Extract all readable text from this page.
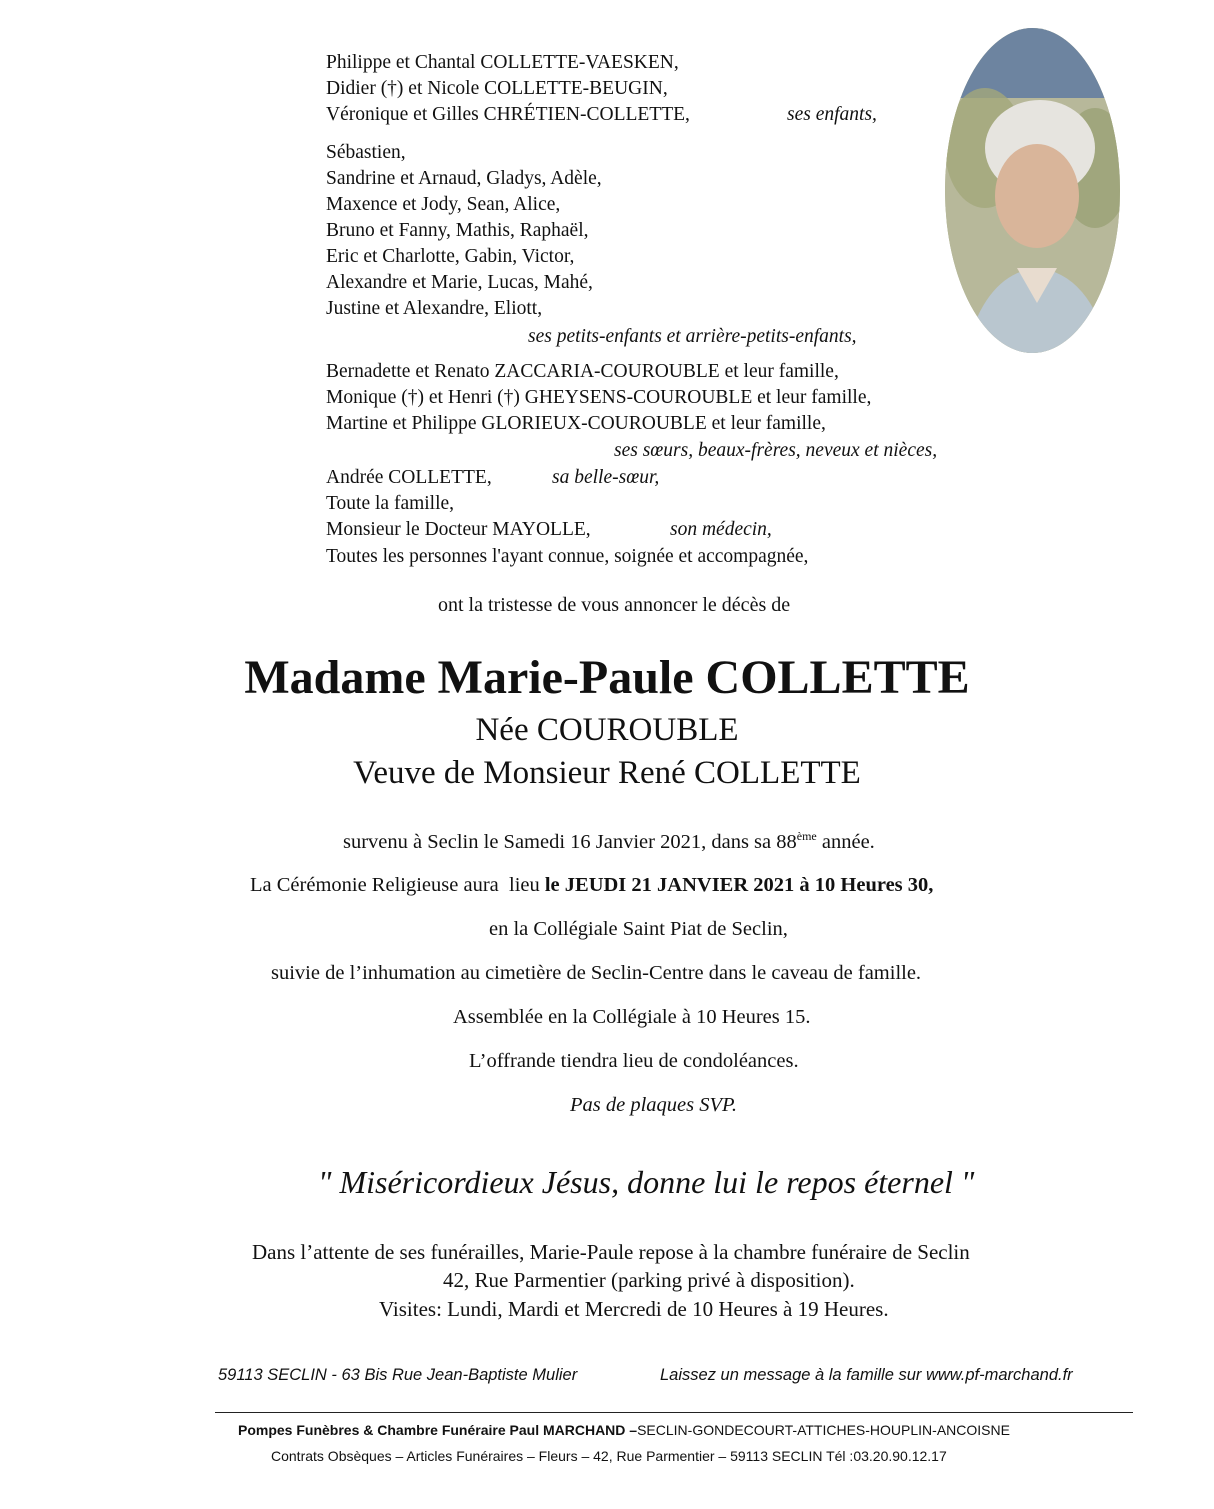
Philippe et Chantal COLLETTE-VAESKEN,
Didier (†) et Nicole COLLETTE-BEUGIN,
Véronique et Gilles CHRÉTIEN-COLLETTE,	ses enfants,
Sébastien,
Sandrine et Arnaud, Gladys, Adèle,
Maxence et Jody, Sean, Alice,
Bruno et Fanny, Mathis, Raphaël,
Eric et Charlotte, Gabin, Victor,
Alexandre et Marie, Lucas, Mahé,
Justine et Alexandre, Eliott,
ses petits-enfants et arrière-petits-enfants,
Bernadette et Renato ZACCARIA-COUROUBLE et leur famille,
Monique (†) et Henri (†) GHEYSENS-COUROUBLE et leur famille,
Martine et Philippe GLORIEUX-COUROUBLE et leur famille,
ses sœurs, beaux-frères, neveux et nièces,
Andrée COLLETTE,	sa belle-sœur,
Toute la famille,
Monsieur le Docteur MAYOLLE,	son médecin,
Toutes les personnes l'ayant connue, soignée et accompagnée,
ont la tristesse de vous annoncer le décès de
Madame Marie-Paule COLLETTE
Née COUROUBLE
Veuve de Monsieur René COLLETTE
survenu à Seclin le Samedi 16 Janvier 2021, dans sa 88ème année.
La Cérémonie Religieuse aura  lieu le JEUDI 21 JANVIER 2021 à 10 Heures 30,
en la Collégiale Saint Piat de Seclin,
suivie de l’inhumation au cimetière de Seclin-Centre dans le caveau de famille.
Assemblée en la Collégiale à 10 Heures 15.
L’offrande tiendra lieu de condoléances.
Pas de plaques SVP.
" Miséricordieux Jésus, donne lui le repos éternel "
Dans l’attente de ses funérailles, Marie-Paule repose à la chambre funéraire de Seclin
42, Rue Parmentier (parking privé à disposition).
Visites: Lundi, Mardi et Mercredi de 10 Heures à 19 Heures.
59113 SECLIN - 63 Bis Rue Jean-Baptiste Mulier	Laissez un message à la famille sur www.pf-marchand.fr
Pompes Funèbres & Chambre Funéraire Paul MARCHAND –SECLIN-GONDECOURT-ATTICHES-HOUPLIN-ANCOISNE
Contrats Obsèques – Articles Funéraires – Fleurs – 42, Rue Parmentier – 59113 SECLIN Tél :03.20.90.12.17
--------------------------------------------------
### The request:
Without including the pictures, reproduce all entries exactly.

### Exercise result:
Extract all readable text from this page.
Philippe et Chantal COLLETTE-VAESKEN,
Didier (†) et Nicole COLLETTE-BEUGIN,
Véronique et Gilles CHRÉTIEN-COLLETTE,	ses enfants,
Sébastien,
Sandrine et Arnaud, Gladys, Adèle,
Maxence et Jody, Sean, Alice,
Bruno et Fanny, Mathis, Raphaël,
Eric et Charlotte, Gabin, Victor,
Alexandre et Marie, Lucas, Mahé,
Justine et Alexandre, Eliott,
ses petits-enfants et arrière-petits-enfants,
Bernadette et Renato ZACCARIA-COUROUBLE et leur famille,
Monique (†) et Henri (†) GHEYSENS-COUROUBLE et leur famille,
Martine et Philippe GLORIEUX-COUROUBLE et leur famille,
ses sœurs, beaux-frères, neveux et nièces,
Andrée COLLETTE,	sa belle-sœur,
Toute la famille,
Monsieur le Docteur MAYOLLE,	son médecin,
Toutes les personnes l'ayant connue, soignée et accompagnée,
ont la tristesse de vous annoncer le décès de
Madame Marie-Paule COLLETTE
Née COUROUBLE
Veuve de Monsieur René COLLETTE
survenu à Seclin le Samedi 16 Janvier 2021, dans sa 88ème année.
La Cérémonie Religieuse aura  lieu le JEUDI 21 JANVIER 2021 à 10 Heures 30,
en la Collégiale Saint Piat de Seclin,
suivie de l’inhumation au cimetière de Seclin-Centre dans le caveau de famille.
Assemblée en la Collégiale à 10 Heures 15.
L’offrande tiendra lieu de condoléances.
Pas de plaques SVP.
" Miséricordieux Jésus, donne lui le repos éternel "
Dans l’attente de ses funérailles, Marie-Paule repose à la chambre funéraire de Seclin
42, Rue Parmentier (parking privé à disposition).
Visites: Lundi, Mardi et Mercredi de 10 Heures à 19 Heures.
59113 SECLIN - 63 Bis Rue Jean-Baptiste Mulier	Laissez un message à la famille sur www.pf-marchand.fr
Pompes Funèbres & Chambre Funéraire Paul MARCHAND –SECLIN-GONDECOURT-ATTICHES-HOUPLIN-ANCOISNE
Contrats Obsèques – Articles Funéraires – Fleurs – 42, Rue Parmentier – 59113 SECLIN Tél :03.20.90.12.17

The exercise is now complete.